[Data extracted from a collection]
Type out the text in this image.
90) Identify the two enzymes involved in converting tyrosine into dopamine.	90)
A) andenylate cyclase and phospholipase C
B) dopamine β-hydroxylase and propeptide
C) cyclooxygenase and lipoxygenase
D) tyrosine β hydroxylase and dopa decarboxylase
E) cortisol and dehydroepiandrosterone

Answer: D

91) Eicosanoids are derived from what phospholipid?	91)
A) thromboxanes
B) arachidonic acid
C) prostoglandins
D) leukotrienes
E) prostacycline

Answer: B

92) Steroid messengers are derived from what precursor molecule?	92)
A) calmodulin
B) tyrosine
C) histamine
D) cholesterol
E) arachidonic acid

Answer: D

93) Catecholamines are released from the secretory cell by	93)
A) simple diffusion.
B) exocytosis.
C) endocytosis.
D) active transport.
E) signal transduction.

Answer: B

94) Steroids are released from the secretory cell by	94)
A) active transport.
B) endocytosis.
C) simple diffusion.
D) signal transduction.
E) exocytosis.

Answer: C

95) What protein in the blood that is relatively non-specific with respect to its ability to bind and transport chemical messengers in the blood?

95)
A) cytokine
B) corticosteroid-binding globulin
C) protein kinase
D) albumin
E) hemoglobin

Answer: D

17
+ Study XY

ASSIGNMENT: Would you transcribe every entry exactly, leaving nothing out?

FINISHED TASK:
Type out the text in this image.
90) Identify the two enzymes involved in converting tyrosine into dopamine.	90)
A) andenylate cyclase and phospholipase C
B) dopamine β-hydroxylase and propeptide
C) cyclooxygenase and lipoxygenase
D) tyrosine β hydroxylase and dopa decarboxylase
E) cortisol and dehydroepiandrosterone

Answer: D

91) Eicosanoids are derived from what phospholipid?	91)
A) thromboxanes
B) arachidonic acid
C) prostoglandins
D) leukotrienes
E) prostacycline

Answer: B

92) Steroid messengers are derived from what precursor molecule?	92)
A) calmodulin
B) tyrosine
C) histamine
D) cholesterol
E) arachidonic acid

Answer: D

93) Catecholamines are released from the secretory cell by	93)
A) simple diffusion.
B) exocytosis.
C) endocytosis.
D) active transport.
E) signal transduction.

Answer: B

94) Steroids are released from the secretory cell by	94)
A) active transport.
B) endocytosis.
C) simple diffusion.
D) signal transduction.
E) exocytosis.

Answer: C

95) What protein in the blood that is relatively non-specific with respect to its ability to bind and transport chemical messengers in the blood?

95)
A) cytokine
B) corticosteroid-binding globulin
C) protein kinase
D) albumin
E) hemoglobin

Answer: D

17
+ Study XY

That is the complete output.